(Stored items from a collection)
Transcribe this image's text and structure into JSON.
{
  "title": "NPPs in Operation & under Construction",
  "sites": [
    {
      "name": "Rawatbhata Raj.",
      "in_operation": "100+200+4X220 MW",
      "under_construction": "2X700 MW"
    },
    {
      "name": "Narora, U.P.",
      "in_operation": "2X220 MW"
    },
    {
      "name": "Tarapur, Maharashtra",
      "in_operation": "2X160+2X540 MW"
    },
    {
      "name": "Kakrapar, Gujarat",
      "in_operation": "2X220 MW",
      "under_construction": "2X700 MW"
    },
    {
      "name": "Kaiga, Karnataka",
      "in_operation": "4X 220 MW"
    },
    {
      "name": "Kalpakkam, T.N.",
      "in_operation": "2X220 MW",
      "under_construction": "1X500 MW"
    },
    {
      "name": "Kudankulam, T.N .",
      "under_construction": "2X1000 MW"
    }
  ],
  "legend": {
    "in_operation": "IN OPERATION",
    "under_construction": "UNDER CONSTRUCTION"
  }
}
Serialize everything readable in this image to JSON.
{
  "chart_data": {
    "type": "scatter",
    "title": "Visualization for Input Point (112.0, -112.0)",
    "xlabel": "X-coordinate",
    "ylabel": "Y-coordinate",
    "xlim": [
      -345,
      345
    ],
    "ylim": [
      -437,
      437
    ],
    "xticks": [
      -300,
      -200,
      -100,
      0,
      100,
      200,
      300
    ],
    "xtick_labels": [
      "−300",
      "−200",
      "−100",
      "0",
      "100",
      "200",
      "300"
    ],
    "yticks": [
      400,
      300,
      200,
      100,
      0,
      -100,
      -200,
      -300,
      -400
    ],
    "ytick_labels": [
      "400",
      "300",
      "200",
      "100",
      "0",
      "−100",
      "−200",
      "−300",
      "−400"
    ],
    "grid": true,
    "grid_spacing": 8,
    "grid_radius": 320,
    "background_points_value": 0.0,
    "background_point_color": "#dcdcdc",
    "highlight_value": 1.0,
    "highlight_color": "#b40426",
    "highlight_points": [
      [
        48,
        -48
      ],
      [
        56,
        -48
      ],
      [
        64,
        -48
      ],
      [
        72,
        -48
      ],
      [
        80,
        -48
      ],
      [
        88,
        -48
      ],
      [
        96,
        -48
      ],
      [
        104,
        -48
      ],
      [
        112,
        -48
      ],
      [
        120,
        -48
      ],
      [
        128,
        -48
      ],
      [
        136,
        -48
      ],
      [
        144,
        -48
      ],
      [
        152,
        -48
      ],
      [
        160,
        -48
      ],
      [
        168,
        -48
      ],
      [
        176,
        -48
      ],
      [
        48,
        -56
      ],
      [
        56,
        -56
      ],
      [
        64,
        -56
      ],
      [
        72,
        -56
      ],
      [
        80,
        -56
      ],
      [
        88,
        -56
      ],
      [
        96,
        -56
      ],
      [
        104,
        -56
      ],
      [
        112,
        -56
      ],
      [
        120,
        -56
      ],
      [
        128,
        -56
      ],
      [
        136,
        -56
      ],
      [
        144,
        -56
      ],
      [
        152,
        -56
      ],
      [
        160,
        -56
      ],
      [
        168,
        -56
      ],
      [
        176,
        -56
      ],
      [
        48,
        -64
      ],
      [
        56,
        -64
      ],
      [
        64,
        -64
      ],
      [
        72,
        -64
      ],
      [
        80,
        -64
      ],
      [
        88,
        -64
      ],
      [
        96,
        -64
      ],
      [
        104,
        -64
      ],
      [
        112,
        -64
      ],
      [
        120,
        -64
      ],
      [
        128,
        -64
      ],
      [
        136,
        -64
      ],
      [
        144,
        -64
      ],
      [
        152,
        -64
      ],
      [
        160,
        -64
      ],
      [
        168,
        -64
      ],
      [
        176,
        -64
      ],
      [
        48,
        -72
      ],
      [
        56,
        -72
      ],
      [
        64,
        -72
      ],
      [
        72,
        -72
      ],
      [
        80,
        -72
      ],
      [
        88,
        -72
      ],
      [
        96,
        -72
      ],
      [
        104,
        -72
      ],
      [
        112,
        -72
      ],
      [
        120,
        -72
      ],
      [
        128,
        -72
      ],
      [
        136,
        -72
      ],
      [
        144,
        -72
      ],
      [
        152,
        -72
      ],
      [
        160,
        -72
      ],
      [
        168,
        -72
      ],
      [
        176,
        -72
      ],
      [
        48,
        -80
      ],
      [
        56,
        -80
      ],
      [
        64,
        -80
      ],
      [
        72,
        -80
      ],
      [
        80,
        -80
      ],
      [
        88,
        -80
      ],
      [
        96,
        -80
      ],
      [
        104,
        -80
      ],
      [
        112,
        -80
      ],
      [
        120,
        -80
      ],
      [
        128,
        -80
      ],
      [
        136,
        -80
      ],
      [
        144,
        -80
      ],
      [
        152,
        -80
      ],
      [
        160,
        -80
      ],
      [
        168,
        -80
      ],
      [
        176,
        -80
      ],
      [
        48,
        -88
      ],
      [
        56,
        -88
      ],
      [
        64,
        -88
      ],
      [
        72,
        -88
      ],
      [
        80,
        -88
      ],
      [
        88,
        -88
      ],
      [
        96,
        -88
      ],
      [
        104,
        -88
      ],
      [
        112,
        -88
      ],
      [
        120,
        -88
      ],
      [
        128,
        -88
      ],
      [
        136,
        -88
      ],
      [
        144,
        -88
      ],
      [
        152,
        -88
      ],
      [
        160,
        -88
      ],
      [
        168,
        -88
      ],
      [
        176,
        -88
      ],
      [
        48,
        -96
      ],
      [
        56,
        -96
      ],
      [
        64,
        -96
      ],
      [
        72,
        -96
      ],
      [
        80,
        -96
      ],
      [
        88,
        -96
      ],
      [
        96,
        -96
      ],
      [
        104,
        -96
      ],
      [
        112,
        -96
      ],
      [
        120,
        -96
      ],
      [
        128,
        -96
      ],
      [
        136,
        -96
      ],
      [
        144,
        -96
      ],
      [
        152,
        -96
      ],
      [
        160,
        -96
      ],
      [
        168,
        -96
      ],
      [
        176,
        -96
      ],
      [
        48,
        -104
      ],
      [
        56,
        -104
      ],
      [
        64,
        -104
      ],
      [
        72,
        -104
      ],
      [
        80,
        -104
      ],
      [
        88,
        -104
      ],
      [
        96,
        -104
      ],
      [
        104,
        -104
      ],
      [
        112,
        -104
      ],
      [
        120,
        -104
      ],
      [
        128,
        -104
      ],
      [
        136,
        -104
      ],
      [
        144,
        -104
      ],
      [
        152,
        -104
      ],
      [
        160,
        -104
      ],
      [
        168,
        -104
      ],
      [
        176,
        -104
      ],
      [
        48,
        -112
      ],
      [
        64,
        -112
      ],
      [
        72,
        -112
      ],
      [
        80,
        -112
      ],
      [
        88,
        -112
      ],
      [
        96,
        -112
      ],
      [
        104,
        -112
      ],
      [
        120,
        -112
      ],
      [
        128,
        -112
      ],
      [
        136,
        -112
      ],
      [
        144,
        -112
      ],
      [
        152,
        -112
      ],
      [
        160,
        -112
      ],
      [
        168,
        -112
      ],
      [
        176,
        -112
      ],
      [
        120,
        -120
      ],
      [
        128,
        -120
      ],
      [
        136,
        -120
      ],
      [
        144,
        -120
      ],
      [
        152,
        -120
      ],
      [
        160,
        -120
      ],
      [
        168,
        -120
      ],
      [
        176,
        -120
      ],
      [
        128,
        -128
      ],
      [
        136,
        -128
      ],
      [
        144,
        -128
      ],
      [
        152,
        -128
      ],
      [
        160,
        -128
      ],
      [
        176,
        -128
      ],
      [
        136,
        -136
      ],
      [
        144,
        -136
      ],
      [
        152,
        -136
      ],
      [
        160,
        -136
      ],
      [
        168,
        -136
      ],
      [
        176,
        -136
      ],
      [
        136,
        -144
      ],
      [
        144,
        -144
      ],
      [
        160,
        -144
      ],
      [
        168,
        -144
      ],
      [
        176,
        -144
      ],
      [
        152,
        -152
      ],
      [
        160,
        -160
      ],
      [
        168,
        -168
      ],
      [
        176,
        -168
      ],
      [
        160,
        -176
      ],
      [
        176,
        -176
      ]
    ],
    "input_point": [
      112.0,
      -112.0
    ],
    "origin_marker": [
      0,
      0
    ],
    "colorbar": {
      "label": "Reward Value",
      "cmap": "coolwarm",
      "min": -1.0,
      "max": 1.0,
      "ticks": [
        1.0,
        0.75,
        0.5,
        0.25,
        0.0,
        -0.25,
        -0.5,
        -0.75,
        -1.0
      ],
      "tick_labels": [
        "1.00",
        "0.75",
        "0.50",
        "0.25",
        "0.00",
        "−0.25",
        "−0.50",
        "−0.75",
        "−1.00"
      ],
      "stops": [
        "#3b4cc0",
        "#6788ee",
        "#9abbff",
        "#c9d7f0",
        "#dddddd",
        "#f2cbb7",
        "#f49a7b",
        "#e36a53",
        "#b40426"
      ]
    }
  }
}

STATED EXERCISE
Filter the data, keeping only the lines that contain "image".

ANSWER FOR THE TASK
Transcribe this image's text and structure into JSON.
Serialize everything readable in this image to JSON.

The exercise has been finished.